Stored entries
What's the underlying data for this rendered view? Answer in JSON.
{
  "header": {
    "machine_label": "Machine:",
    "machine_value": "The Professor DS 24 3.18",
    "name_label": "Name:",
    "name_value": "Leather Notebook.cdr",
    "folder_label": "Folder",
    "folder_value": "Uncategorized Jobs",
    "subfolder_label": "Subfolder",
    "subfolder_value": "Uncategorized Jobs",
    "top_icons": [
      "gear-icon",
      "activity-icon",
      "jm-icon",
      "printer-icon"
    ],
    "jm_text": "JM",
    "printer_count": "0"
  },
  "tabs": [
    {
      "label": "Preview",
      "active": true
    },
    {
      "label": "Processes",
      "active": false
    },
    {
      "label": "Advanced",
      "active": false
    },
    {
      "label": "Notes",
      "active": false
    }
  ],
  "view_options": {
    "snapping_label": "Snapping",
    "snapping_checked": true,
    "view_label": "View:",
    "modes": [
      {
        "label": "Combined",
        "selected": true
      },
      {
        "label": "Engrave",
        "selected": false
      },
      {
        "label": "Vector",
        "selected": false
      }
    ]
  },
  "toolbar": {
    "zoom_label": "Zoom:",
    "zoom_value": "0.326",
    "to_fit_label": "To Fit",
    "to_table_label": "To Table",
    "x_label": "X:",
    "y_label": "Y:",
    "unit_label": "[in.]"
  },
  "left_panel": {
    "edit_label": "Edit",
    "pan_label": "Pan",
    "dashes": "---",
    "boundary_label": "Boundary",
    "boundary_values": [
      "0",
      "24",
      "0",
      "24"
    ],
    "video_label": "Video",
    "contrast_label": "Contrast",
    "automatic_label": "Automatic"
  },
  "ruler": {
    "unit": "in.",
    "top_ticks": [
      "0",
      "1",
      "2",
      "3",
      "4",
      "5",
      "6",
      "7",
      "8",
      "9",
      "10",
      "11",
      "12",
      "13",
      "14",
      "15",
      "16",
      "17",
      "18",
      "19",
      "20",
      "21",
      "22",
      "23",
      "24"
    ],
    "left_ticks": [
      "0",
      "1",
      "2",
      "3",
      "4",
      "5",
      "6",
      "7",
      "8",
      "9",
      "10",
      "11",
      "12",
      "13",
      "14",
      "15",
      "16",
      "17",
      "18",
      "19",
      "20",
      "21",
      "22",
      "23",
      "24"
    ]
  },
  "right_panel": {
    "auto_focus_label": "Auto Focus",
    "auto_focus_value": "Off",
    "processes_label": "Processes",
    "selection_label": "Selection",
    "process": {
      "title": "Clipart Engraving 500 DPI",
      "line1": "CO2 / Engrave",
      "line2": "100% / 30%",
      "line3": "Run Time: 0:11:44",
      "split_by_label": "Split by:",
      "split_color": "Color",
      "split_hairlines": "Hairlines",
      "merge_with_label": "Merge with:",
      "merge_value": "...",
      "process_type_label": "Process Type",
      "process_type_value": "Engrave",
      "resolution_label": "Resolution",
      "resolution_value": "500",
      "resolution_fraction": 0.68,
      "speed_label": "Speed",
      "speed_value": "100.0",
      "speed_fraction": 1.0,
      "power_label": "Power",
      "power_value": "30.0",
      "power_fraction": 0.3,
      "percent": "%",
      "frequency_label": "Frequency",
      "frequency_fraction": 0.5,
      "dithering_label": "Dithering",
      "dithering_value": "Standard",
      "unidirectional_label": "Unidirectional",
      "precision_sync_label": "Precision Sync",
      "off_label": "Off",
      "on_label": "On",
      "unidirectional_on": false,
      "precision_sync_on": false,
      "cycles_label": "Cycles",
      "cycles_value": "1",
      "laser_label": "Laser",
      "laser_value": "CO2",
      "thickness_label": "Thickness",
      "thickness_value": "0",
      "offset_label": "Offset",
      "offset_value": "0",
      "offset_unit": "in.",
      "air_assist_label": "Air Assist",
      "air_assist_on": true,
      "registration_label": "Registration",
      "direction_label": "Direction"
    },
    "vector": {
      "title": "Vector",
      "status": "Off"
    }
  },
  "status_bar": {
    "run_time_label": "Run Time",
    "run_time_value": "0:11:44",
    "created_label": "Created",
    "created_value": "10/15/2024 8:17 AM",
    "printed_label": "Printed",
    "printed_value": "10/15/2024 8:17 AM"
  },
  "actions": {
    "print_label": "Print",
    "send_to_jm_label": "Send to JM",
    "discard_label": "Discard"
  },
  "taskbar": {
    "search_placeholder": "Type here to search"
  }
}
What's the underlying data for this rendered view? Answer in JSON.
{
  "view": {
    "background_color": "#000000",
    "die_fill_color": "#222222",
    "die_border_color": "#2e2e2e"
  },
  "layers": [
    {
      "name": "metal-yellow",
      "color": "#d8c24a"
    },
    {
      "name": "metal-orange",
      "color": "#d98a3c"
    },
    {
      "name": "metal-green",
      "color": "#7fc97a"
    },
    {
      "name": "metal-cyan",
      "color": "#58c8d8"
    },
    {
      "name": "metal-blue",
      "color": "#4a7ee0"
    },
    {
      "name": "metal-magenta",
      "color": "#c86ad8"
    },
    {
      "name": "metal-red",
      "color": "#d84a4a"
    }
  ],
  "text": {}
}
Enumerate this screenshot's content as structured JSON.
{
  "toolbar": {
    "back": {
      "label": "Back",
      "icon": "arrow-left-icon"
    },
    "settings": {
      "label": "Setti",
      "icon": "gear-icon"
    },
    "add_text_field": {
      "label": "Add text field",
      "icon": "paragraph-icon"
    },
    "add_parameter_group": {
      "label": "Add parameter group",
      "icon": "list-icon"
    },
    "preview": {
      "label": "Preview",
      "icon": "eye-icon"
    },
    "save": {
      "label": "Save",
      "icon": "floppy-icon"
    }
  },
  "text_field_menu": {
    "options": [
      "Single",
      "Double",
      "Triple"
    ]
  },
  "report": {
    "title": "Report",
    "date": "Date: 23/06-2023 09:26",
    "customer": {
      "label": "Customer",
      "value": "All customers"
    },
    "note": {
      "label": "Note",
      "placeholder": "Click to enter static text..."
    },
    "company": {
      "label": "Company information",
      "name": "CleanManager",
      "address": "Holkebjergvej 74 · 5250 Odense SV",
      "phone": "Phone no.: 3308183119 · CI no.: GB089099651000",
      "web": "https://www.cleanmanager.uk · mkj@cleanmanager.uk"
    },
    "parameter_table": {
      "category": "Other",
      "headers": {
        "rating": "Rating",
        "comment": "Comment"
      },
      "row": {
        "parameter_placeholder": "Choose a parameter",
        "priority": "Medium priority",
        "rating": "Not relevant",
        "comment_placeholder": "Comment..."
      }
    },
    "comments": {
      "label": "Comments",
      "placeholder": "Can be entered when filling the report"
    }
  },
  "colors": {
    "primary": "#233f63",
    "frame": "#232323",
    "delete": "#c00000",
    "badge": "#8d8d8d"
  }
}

• **Task statement**: Of the lines in the data, how many hold the string "true"? State the number, nothing else.

• **The answer**: 4